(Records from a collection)
============

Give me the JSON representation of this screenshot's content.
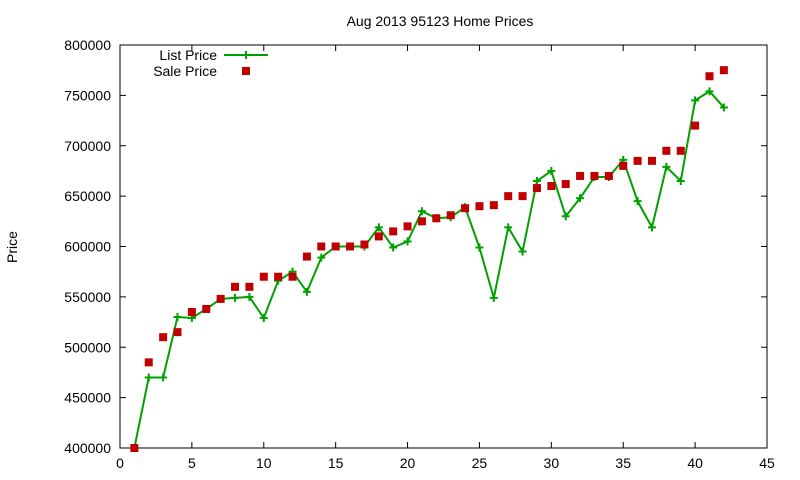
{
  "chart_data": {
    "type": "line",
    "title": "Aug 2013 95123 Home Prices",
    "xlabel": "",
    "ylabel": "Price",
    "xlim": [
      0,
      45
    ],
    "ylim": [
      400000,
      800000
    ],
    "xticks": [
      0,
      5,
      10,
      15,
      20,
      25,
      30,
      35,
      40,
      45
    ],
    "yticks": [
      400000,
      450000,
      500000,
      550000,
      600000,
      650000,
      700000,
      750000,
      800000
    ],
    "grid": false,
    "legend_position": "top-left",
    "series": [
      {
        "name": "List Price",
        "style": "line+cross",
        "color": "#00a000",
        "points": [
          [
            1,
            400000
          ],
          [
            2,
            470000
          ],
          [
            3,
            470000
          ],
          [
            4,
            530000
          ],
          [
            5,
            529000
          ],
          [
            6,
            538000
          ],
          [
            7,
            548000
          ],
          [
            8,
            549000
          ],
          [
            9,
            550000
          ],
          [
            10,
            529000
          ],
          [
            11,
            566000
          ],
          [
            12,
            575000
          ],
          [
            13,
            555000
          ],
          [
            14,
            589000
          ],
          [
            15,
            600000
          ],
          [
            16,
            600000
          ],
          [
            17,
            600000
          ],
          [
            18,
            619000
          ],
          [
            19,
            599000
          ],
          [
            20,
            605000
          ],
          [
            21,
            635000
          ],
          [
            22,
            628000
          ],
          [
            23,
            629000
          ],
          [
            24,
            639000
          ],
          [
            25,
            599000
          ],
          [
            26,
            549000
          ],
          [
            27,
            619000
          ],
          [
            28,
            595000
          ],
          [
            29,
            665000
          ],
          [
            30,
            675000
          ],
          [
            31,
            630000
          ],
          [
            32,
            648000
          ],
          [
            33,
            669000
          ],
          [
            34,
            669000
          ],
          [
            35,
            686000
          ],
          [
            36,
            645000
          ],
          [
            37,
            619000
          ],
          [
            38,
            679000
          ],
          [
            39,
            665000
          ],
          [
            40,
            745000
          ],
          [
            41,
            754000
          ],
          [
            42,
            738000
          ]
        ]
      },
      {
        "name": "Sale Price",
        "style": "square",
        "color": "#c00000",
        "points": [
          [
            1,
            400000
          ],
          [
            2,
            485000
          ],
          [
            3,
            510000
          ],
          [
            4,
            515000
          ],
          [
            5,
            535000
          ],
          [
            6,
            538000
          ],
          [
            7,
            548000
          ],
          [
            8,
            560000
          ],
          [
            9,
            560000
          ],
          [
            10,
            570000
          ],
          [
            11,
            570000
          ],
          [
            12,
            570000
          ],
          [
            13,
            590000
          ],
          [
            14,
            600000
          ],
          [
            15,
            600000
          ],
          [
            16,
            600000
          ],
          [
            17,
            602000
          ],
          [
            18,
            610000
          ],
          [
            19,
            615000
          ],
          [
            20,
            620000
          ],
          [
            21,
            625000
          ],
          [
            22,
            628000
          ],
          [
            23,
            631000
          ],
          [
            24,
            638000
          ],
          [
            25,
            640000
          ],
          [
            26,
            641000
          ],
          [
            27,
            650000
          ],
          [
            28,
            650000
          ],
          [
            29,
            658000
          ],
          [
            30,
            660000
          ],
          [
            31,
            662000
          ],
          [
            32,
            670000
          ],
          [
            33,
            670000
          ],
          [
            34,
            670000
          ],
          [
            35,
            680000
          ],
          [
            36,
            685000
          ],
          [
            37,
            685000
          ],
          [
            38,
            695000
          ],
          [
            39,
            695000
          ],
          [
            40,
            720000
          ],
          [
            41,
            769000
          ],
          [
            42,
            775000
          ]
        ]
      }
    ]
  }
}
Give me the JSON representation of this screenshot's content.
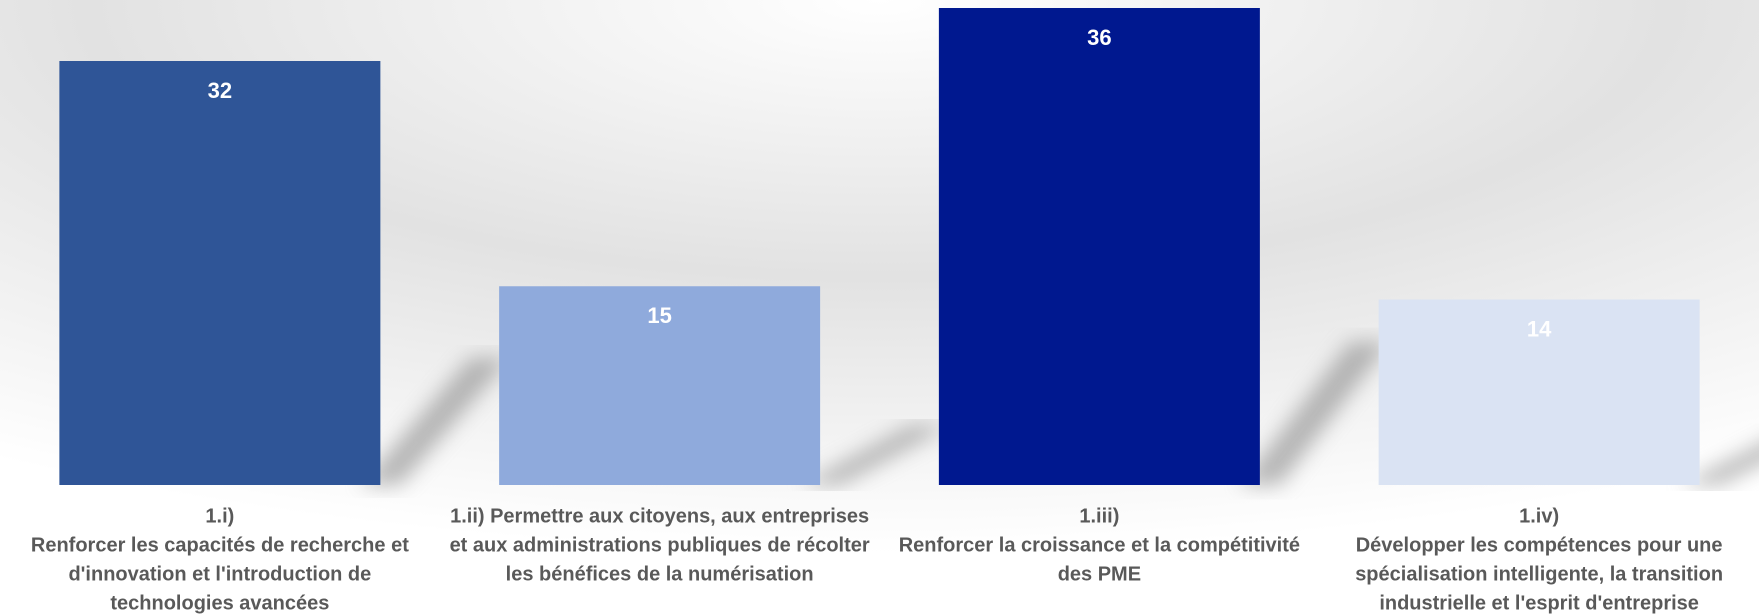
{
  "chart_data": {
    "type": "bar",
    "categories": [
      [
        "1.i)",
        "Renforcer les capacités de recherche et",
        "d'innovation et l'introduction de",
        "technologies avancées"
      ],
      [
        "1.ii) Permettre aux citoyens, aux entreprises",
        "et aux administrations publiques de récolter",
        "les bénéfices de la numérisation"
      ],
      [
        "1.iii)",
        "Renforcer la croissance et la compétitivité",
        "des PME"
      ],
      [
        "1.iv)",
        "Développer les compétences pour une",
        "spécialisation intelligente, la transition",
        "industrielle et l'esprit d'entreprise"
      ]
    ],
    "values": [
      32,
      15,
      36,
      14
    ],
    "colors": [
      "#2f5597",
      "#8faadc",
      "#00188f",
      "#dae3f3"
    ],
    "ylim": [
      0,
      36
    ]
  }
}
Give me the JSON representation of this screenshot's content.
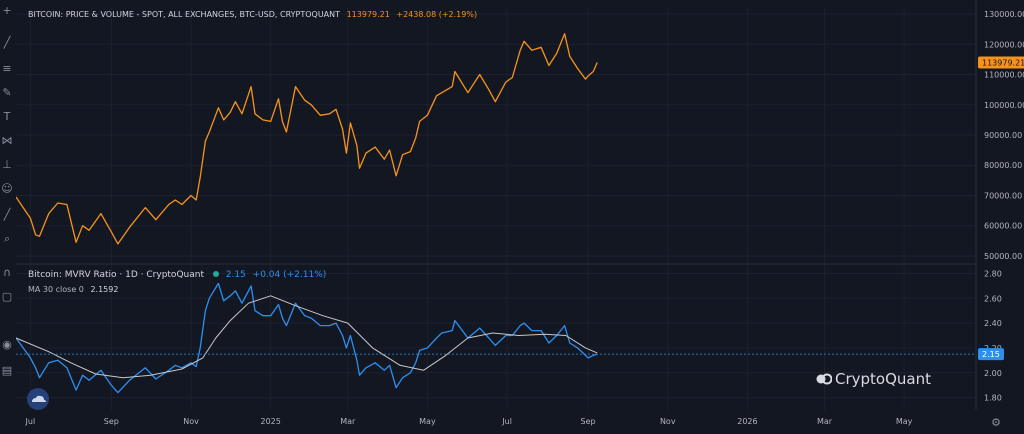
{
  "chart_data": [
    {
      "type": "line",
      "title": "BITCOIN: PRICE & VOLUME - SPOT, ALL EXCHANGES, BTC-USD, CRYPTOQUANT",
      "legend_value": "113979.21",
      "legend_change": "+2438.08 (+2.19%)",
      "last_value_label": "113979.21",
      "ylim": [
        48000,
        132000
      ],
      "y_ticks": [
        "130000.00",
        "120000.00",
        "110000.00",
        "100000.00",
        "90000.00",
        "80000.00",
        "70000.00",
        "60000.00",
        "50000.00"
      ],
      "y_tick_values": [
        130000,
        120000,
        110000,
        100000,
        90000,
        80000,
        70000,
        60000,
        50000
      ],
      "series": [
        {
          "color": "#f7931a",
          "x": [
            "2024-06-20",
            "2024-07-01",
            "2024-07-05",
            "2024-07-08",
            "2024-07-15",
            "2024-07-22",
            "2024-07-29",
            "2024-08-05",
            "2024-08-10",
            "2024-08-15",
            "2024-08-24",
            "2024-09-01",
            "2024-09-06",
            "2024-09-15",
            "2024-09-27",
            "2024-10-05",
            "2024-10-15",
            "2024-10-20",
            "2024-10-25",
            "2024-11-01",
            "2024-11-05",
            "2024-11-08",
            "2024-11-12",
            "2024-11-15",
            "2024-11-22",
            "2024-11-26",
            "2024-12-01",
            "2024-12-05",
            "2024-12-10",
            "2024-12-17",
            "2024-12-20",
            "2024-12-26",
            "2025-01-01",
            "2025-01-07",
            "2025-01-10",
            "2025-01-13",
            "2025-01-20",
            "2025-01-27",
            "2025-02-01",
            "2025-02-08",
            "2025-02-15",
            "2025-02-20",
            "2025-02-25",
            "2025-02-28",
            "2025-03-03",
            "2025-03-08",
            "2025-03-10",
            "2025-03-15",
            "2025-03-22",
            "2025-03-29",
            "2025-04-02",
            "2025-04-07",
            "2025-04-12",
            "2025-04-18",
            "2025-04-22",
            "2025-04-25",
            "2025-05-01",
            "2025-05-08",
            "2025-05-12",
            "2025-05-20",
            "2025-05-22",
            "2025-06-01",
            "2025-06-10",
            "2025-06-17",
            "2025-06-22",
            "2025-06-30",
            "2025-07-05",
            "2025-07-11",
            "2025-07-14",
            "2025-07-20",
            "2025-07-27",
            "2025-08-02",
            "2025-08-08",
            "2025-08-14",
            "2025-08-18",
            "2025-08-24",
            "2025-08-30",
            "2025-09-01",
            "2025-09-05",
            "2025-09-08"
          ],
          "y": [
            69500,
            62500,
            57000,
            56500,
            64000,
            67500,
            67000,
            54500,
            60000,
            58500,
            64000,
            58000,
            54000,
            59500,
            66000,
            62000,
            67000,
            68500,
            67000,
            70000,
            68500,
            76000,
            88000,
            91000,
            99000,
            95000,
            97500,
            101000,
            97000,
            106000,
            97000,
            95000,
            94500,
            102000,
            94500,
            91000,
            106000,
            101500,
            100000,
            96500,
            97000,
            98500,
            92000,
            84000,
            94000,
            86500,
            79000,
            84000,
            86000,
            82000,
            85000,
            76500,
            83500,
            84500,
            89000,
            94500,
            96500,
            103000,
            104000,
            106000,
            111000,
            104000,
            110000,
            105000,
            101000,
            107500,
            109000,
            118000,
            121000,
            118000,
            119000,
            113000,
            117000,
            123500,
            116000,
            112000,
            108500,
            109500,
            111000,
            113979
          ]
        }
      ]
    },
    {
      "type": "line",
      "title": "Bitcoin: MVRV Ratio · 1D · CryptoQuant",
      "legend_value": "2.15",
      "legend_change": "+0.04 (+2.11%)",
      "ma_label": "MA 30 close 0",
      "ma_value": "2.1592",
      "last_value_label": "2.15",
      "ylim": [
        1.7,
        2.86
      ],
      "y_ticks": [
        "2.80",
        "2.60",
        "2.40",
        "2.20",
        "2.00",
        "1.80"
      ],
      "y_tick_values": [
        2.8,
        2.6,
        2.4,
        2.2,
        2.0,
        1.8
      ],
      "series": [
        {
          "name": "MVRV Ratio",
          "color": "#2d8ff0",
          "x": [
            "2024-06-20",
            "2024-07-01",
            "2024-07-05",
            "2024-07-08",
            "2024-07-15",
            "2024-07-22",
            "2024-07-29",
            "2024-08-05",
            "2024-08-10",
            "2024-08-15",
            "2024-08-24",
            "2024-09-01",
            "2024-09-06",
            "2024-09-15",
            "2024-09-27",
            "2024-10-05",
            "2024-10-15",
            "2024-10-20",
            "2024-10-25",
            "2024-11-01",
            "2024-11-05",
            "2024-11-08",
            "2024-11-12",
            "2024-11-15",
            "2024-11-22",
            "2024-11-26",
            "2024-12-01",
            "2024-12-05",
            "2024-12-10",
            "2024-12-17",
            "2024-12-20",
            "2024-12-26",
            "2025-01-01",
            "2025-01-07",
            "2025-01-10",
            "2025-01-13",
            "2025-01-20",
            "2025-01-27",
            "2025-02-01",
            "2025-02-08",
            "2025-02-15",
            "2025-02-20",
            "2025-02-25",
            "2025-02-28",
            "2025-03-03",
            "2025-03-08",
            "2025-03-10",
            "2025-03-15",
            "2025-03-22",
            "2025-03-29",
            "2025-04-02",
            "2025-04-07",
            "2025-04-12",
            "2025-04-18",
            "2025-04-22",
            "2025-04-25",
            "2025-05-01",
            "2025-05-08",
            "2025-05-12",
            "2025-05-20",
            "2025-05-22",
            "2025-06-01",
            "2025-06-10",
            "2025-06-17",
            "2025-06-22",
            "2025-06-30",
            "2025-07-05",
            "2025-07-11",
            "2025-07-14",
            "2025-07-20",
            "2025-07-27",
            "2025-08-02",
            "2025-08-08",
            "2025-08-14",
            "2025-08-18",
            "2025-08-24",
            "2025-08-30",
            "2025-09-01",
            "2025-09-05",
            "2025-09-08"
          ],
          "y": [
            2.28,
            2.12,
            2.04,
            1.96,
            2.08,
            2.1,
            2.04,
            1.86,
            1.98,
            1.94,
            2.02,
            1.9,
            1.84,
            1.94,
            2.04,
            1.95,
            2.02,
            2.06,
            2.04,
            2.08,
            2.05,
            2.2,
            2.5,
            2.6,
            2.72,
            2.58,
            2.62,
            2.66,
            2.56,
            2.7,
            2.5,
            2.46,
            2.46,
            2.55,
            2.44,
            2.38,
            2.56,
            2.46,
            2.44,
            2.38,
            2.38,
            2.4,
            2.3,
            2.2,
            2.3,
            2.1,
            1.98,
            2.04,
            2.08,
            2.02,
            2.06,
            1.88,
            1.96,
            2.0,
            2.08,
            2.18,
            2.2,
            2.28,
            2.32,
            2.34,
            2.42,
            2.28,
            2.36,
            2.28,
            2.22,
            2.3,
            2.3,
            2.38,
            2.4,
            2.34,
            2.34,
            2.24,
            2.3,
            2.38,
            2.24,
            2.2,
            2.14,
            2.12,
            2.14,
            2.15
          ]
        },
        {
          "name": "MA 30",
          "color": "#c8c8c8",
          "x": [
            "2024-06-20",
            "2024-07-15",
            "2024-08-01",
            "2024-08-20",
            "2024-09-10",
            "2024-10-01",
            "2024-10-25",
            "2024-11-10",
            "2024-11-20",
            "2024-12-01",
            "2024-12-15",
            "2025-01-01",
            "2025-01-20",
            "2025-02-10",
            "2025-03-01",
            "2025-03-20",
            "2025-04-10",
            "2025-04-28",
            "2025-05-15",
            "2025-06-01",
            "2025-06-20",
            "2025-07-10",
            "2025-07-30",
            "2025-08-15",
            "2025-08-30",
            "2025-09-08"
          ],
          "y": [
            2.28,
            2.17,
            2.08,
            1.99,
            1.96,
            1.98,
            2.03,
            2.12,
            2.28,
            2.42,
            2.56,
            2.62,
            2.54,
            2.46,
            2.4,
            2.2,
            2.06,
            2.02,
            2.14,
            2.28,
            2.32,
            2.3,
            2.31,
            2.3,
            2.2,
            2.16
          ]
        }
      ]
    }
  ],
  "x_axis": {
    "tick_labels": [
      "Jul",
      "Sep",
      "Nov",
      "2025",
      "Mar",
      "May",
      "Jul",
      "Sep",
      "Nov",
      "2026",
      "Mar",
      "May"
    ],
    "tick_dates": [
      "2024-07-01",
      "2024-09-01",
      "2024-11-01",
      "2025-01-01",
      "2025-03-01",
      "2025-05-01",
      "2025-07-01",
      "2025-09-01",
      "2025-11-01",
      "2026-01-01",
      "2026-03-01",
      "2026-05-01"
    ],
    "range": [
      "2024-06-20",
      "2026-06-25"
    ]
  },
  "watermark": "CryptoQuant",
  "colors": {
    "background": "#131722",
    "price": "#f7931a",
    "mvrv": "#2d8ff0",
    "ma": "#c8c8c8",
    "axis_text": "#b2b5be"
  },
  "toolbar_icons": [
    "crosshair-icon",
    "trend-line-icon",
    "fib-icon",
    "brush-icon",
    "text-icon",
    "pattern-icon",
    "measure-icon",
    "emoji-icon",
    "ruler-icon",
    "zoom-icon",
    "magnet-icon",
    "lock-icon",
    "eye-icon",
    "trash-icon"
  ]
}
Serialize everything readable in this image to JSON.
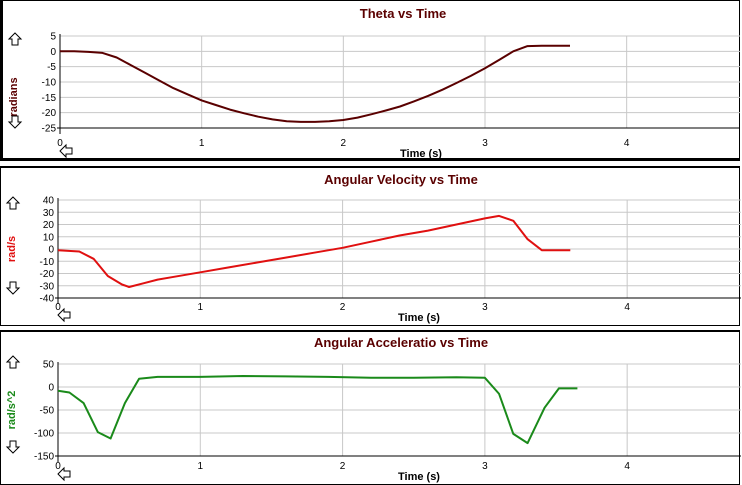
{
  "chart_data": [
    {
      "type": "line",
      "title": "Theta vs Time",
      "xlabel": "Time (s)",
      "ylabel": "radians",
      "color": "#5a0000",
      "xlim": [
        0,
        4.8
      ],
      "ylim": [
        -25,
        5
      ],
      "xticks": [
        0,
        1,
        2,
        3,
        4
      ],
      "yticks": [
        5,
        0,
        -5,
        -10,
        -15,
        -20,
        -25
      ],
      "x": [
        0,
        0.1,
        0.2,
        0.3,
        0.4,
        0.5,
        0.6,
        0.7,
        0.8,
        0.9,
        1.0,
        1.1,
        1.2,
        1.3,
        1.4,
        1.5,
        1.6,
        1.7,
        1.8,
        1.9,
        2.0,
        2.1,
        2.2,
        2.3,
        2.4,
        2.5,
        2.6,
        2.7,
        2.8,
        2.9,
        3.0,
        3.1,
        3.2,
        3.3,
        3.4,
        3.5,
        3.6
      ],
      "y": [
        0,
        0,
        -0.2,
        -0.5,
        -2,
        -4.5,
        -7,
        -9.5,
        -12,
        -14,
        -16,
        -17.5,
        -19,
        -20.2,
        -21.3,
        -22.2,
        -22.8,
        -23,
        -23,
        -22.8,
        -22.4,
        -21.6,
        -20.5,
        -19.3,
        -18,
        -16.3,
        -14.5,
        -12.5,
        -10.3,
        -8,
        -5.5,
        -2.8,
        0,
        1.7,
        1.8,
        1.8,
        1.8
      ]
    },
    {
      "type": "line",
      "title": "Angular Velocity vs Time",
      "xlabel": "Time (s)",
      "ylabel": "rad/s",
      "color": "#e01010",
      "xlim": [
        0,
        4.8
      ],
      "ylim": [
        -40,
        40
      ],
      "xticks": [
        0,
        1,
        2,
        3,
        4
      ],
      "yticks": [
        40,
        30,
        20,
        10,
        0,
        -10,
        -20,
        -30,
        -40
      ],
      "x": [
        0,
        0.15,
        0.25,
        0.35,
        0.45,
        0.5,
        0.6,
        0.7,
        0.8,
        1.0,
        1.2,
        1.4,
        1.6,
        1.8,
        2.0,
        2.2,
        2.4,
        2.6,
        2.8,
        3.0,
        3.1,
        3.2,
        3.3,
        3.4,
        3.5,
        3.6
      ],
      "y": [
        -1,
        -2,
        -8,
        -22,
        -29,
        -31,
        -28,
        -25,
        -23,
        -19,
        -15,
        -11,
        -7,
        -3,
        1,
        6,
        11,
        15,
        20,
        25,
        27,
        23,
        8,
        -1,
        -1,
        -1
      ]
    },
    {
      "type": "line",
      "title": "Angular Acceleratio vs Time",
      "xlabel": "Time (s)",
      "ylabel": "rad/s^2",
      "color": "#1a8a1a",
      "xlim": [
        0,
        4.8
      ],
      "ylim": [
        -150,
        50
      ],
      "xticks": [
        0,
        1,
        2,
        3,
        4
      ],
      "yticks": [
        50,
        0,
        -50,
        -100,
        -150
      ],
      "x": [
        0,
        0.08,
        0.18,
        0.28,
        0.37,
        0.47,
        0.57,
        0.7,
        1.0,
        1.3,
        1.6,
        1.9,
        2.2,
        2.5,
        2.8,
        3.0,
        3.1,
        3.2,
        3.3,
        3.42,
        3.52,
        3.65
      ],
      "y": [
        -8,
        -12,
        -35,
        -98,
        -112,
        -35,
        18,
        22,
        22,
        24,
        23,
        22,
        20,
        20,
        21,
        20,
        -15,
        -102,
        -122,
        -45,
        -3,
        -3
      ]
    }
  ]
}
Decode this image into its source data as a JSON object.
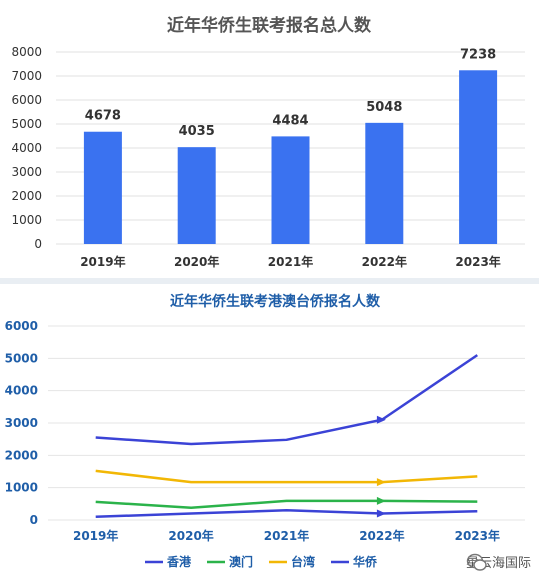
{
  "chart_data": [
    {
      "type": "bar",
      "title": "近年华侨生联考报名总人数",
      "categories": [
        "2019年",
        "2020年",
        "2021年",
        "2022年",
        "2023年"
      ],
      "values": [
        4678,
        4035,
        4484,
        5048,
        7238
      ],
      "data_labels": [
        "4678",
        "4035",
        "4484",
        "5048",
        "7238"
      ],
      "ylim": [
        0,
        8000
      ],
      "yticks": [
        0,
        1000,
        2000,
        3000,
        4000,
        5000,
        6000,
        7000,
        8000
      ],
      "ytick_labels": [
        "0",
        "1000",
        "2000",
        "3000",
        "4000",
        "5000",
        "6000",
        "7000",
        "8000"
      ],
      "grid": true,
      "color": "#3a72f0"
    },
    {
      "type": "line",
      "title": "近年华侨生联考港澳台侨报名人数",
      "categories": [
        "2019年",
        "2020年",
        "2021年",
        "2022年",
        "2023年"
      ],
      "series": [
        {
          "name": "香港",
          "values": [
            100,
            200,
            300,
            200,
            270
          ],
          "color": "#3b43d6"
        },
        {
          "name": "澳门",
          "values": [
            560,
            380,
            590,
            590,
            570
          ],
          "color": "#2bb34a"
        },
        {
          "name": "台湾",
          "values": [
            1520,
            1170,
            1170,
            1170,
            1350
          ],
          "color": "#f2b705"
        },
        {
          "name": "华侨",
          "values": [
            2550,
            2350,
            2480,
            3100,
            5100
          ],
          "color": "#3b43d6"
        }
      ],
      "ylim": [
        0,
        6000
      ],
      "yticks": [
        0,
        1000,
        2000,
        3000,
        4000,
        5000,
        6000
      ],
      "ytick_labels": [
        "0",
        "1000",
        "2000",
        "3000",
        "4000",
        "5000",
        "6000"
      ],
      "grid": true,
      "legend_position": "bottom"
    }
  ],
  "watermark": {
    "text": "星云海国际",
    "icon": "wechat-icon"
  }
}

============

= Directions =
In the listing, find all lines with the string "image" and copy them.

= Output =
Serialize everything readable in this image to JSON.
Decode this image into its source data as a JSON object.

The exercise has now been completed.